━━━ DATASET

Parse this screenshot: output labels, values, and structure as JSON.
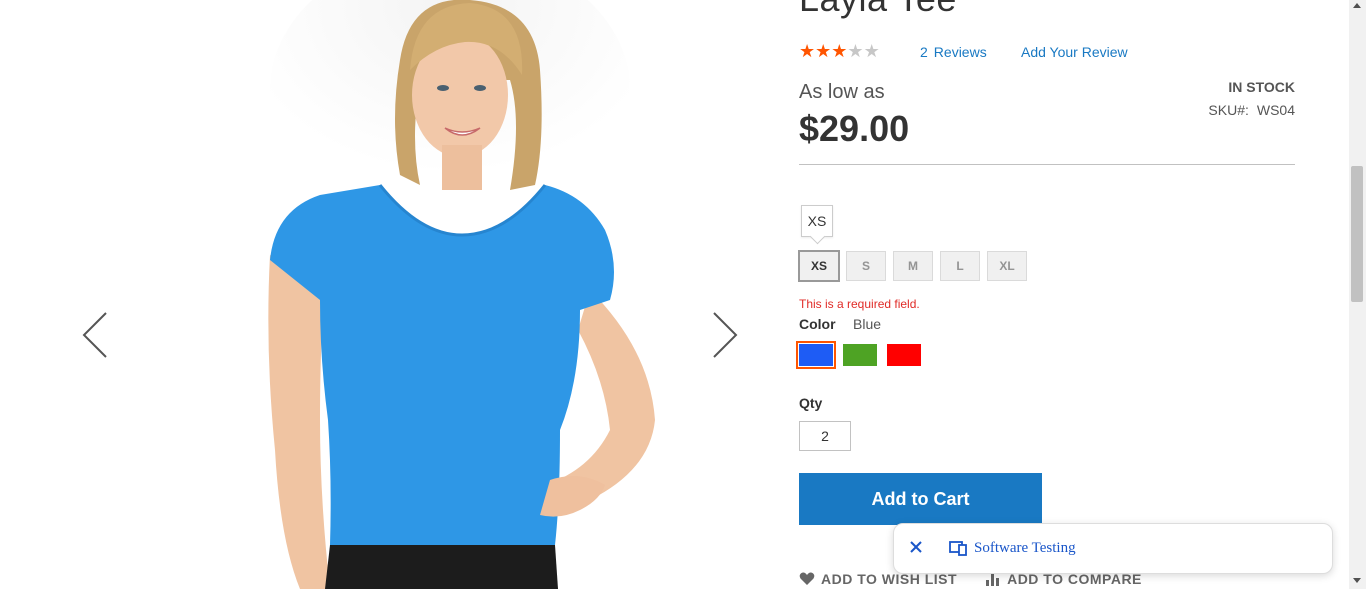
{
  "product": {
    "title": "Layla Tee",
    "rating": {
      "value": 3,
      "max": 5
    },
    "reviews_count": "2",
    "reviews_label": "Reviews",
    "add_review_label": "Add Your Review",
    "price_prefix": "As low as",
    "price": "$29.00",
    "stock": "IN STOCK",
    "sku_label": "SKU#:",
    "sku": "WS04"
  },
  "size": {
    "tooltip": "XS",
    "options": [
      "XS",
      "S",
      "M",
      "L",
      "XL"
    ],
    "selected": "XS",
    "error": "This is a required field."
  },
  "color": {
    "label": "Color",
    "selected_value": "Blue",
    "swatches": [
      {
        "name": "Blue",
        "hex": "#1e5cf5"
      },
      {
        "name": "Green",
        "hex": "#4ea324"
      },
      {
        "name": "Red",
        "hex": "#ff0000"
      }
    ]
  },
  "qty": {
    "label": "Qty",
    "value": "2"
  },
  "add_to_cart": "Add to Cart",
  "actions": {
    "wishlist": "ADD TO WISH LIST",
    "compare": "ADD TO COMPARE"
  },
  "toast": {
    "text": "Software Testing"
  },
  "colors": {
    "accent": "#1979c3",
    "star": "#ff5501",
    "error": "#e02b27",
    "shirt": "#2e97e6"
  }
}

━━━━━━
━━━ DATASET

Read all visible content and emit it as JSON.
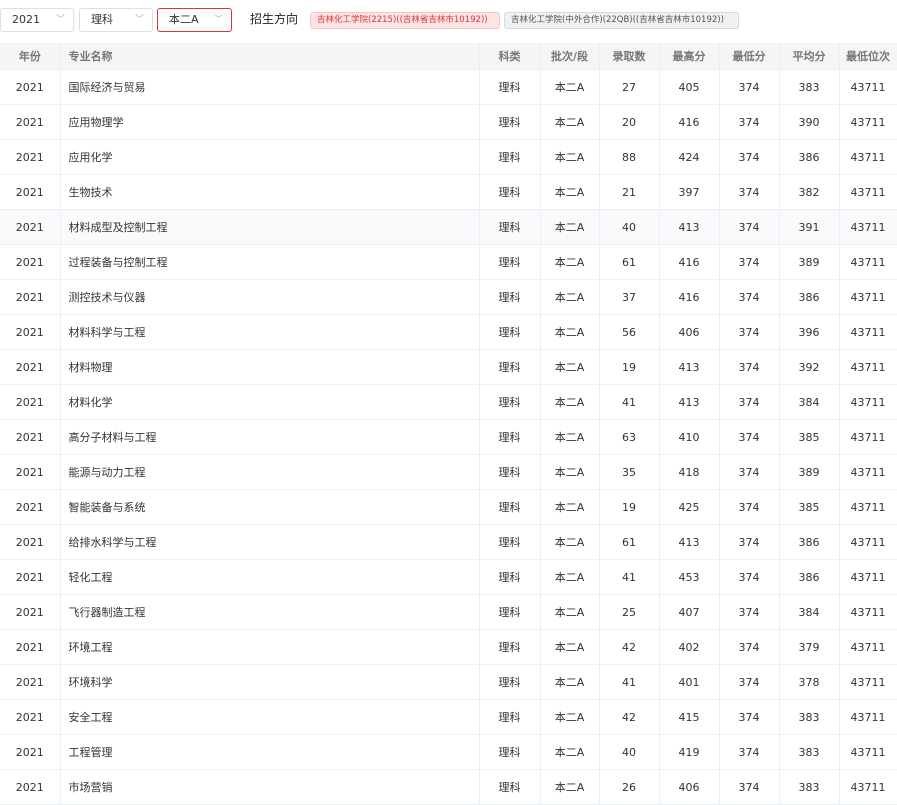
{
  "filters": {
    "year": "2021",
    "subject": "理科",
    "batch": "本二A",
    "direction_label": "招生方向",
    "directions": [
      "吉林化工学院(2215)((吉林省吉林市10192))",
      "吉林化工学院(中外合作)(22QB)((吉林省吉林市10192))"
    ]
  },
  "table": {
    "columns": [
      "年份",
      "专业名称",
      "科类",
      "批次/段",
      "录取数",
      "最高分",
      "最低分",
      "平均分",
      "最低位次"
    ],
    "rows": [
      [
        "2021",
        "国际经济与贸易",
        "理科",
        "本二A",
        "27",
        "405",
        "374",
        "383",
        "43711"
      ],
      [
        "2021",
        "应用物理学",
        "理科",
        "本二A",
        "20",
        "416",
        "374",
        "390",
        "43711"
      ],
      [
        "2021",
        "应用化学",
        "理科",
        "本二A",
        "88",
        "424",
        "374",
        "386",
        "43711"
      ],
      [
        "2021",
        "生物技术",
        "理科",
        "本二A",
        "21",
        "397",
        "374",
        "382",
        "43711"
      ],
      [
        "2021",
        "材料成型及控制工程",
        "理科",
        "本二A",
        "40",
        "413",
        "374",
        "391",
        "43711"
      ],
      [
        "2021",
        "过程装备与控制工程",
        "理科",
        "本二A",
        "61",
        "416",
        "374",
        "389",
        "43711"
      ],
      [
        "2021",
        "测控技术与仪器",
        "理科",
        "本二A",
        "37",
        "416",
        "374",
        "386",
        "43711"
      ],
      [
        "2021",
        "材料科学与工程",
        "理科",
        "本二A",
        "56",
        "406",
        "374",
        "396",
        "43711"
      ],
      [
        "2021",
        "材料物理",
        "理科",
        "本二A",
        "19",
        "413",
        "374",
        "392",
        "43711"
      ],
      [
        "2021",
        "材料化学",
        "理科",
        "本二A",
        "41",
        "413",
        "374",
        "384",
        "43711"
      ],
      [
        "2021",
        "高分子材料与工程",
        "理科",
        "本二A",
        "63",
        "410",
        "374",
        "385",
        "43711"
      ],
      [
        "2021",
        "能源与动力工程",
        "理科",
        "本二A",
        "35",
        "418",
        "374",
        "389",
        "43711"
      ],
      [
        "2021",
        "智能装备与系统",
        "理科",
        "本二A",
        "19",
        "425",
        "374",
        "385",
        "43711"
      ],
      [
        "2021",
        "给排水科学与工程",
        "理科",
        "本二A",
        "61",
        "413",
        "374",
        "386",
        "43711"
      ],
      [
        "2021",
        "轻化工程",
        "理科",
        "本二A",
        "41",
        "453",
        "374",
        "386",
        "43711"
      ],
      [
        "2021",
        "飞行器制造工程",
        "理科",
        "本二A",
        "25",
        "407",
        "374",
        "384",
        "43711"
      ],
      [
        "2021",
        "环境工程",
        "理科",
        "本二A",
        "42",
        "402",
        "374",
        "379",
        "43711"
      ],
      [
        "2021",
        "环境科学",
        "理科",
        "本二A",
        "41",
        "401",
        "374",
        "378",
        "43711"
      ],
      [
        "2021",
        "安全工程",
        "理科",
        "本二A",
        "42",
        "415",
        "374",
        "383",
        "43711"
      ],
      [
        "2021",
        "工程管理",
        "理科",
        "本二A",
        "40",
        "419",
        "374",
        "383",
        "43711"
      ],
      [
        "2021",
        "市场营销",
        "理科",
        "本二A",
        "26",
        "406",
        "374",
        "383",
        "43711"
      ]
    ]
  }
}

━━━━━━

WHAT THE EXERCISE ASKS:
Only a number is wanted: how many lines above include "吉林化工学院"?

RESPONSE FOR THIS EXERCISE:
2